**SOURCE TEXT:**

Unleash

Commercial Software License Agreement

This Commercial Software License Agreement (“Agreement”) is a legal agreement between you (“Licensee”) and Bricks Software AS (“Licensor”) governing the use of the Unleash Enterprise (“Software”). By downloading, installing, or using the Software, you agree to be bound by the terms of this Agreement.

1. Grant of License

1.1 License Grant

Licensor grants Licensee a non-exclusive, non-transferable, non-sublicensable license to use the Software solely for internal business purposes, subject to the restrictions in this Agreement.

1.2 Production Use

This license permits use of the Software in production environments only with a valid and active license key provided by Licensor.

1.3 Trial License Limitations

If Licensee is using a trial or evaluation license, such license is provided solely for testing and evaluation purposes. Trial licenses will not be entitled to support or service level commitments during the trial period. Licensor reserves the right to revoke or terminate a trial license at any time.

2. Restrictions

2.1 No Modification or Derivative Works

Licensee shall not modify, create derivative works of, or reverse engineer the Software in any manner.

2.2 No Redistribution

Licensee shall not distribute, resell, sublicense, or otherwise make the Software available to any third party.

2.3 No Circumvention

Licensee shall not attempt to bypass, disable, or circumvent any restrictions or protections embedded in the Software, including but not limited to seat restrictions, traffic restrictions, connected instance restrictions, or any other commercial limitations enforced by the license key.

2.4 Compliance with Laws

Licensee shall use the Software in compliance with all applicable laws and regulations.

3. License Key Requirements

3.1 License Key Requirement

The Software requires a valid license key to operate in a production environment. License keys are issued by Licensor and are tied to the terms of the Licensee’s purchase agreement, including but not limited to seat and instance restrictions.

3.2 Security of License Key

Licensee is responsible for ensuring the license key remains secure and is not shared with unauthorized parties.

3.3 Unauthorized Use

Use of the Software without a valid license key, or with an expired or unauthorized key, is strictly prohibited and constitutes a breach of this Agreement.

3.4 Monthly Usage Reporting

Licensee is required to provide usage statistics on a monthly basis by exporting and submitting the usage report generated by the Software’s built-in “Export Usage Stats” functionality. This report serves as proof of compliance with the terms and conditions of this Agreement. Failure to provide the required report in a timely manner may be considered a material breach of this Agreement.

**WHAT THIS EXERCISE ASKS:**
**A.** Answer these from the license agreement:
(i) What company is named as the Licensor?
(ii) What are trial licenses not entitled to during the trial period?
(iii) Which built-in feature of the Software produces the monthly usage report?
**B.** Write the next part of the license agreement, starting after its last sentence.
The records have nothing to do with this work.

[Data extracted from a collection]
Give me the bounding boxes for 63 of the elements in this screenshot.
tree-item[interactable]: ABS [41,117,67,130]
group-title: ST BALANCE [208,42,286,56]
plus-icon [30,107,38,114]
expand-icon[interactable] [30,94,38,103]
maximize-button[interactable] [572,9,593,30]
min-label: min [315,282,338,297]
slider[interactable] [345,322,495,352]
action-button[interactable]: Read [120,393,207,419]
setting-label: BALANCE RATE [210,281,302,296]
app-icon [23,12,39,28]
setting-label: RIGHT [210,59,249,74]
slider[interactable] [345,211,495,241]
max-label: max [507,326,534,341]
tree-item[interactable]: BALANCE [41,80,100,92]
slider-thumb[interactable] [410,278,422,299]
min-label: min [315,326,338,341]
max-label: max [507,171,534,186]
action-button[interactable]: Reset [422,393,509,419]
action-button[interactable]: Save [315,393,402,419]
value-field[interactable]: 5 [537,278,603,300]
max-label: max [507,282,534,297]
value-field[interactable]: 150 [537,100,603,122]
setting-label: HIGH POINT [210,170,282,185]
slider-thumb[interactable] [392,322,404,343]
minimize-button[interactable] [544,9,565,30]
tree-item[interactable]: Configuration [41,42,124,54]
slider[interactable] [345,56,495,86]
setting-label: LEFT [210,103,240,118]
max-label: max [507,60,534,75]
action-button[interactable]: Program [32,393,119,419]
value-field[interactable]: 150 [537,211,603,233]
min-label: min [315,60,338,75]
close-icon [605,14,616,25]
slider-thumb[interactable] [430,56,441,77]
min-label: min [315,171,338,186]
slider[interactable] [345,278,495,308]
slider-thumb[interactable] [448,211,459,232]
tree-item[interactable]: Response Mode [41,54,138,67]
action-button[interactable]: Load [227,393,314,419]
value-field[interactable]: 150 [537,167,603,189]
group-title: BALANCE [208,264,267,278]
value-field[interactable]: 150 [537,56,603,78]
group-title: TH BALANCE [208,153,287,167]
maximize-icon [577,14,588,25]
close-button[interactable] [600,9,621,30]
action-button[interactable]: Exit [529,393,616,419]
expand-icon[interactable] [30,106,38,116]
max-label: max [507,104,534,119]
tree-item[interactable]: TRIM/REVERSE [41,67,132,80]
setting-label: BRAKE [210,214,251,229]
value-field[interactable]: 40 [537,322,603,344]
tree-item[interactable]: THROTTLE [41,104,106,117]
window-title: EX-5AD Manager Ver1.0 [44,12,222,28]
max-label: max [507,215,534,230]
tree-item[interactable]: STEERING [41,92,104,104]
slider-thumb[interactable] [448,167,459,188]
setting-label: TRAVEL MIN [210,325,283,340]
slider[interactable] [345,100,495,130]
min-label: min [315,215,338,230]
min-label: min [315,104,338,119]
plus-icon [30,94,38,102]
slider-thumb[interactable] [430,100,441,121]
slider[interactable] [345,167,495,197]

**TASK-BY-TASK OUTPUTS:**
**A.**
(i) Bricks Software AS
(ii) Support or service level commitments
(iii) The "Export Usage Stats" functionality

**B.**
4. Termination

4.1 Termination by Licensor

This Agreement remains in effect until terminated. Licensor may terminate this Agreement immediately if Licensee violates any of its terms.

4.2 Obligations Upon Termination

Upon termination, Licensee must immediately cease all use of the Software, remove all copies from their systems, and certify destruction of such copies to Licensor.

5. Intellectual Property

5.1 Ownership

The Software and all intellectual property rights therein remain the exclusive property of Licensor. This Agreement does not transfer any ownership rights to the Licensee.

5.2 Unauthorized Use

All unauthorized use or breach of this Agreement constitutes infringement of Licensor’s intellectual property rights.

6. Warranty Disclaimer and Limitation of Liability

Provisions regarding warranties, liabilities, and indemnification will be governed by the specific contractual agreement between the parties and are not addressed within this license.

7. General Provisions

7.1 Governing Law

This Agreement shall be governed by and construed in accordance with the laws of Norway.

7.2 Entire Agreement

Except where a specific contract between the parties exists, this Agreement constitutes the entire agreement between the parties regarding the use of the Software and supersedes all prior agreements or understandings relating to its subject matter.

7.3 Amendments

This Agreement may only be amended in writing signed by both parties.

7.4 Severability

If any provision of this Agreement is held invalid, the remaining provisions shall remain in full force and effect.

By using the Software, you acknowledge that you have read, understood, and agree to the terms of this Commercial Software License Agreement.